▶ Provided text
======
Genus of leaf beetles from Southeast Europe

Floricola (formerly Eupales) is a genus of leaf beetles in the subfamily Eumolpinae. The genus contains only one species, Floricola ulema, which is found in Southeast Europe, mostly in Hungary, the Balkan Peninsula, and Turkey. Floricola is recognised as a primitive member of Eumolpinae, and it shares some features with the Spilopyrinae.

==Taxonomy==
The genus was originally known as Pales, named in 1836 by the French entomologist Louis Alexandre Auguste Chevrolat in Dejean's Catalogue des Coléoptères, but this name was preoccupied by the fly genus Pales Robineau-Desvoidy, 1830. Later, two replacement names for Pales were created: Floricola, created by Johannes von Nepomuk Franz Xaver Gistel in 1848, and Eupales, by Édouard Lefèvre in 1885. Floricola is the oldest name and therefore has priority over Eupales; however, almost all authors have used Eupales in the last 125 years.

In Verma et al. (2005), the genus was placed as the only member of a new tribe Eupalini. However, the name "Eupalini" was not explicitly indicated as new in the paper, so it is considered an unavailable name according to the International Code of Zoological Nomenclature. In the sixth volume of the Catalogue of Palaearctic Coleoptera and in Bouchard et al. (2011), the genus was placed as incertae sedis within Eumolpinae instead.

An application to the International Commission on Zoological Nomenclature was sent in 2009 to conserve both the names Eupales and Eupalini, but the case was never published.

In the updated and revised edition of the Catalogue of Palaearctic Coleoptera published in 2024, Floricola was used as the valid name of the genus instead of Eupales, and a new tribe Floricolini was established to contain both the genera Floricola and Rhodopaea.

==Description==
The adult of F. ulema has an oblong body with a golden metallic green color and a light golden pubescence, and simple tarsal claws. Newly-born larvae are white-yellowish in color, and are completely blind, lacking even stemmata.

==Food plants==
Floricola has been reported from two species of dogwoods, Cornus mas and Cornus sanguinea, as well as other plants such as Pyrus spp. In Hungary, it appears to be restricted to Cornus mas.
======
Document understanding data
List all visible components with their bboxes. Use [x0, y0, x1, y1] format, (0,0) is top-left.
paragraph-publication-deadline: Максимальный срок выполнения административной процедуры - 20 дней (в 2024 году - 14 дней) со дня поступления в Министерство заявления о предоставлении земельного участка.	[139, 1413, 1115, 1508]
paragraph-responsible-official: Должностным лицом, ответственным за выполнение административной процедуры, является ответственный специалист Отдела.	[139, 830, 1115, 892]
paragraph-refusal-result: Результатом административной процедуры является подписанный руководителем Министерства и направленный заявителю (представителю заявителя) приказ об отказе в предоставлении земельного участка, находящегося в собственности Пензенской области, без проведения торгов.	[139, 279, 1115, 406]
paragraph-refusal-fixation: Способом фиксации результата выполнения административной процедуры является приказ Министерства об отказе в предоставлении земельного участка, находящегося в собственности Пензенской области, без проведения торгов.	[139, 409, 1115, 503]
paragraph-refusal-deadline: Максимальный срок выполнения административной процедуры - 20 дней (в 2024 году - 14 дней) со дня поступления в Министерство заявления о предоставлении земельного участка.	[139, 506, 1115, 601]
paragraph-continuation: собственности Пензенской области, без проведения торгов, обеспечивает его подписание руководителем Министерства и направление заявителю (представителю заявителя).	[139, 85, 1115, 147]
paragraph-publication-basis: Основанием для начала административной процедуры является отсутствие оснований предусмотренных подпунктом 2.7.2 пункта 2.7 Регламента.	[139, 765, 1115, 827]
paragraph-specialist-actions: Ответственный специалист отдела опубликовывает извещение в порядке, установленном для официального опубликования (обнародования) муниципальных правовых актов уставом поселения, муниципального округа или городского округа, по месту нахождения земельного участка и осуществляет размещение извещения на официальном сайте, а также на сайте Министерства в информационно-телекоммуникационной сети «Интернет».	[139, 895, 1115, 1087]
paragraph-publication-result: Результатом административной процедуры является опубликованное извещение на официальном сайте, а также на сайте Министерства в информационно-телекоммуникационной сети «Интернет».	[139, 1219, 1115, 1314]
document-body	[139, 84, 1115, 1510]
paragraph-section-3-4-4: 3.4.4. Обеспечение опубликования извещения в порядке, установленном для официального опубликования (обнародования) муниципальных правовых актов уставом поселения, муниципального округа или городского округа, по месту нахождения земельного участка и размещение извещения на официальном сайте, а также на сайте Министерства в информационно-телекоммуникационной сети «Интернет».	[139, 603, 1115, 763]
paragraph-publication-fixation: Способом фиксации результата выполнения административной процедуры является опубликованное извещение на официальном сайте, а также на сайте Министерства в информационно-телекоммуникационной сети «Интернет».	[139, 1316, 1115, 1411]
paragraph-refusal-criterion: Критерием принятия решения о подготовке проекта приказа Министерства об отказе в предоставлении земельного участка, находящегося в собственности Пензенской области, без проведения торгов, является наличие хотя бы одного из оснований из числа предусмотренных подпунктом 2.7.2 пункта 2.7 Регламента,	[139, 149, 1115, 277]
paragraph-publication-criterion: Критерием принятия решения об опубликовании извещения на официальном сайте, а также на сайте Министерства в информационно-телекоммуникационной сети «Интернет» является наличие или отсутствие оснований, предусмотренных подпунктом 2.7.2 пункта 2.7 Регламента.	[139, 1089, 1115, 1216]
======
According to the text on the leaf beetle genus Floricola, which plant does the genus appear to be restricted to in Hungary? The rows play no part in what comes next.

Cornus mas.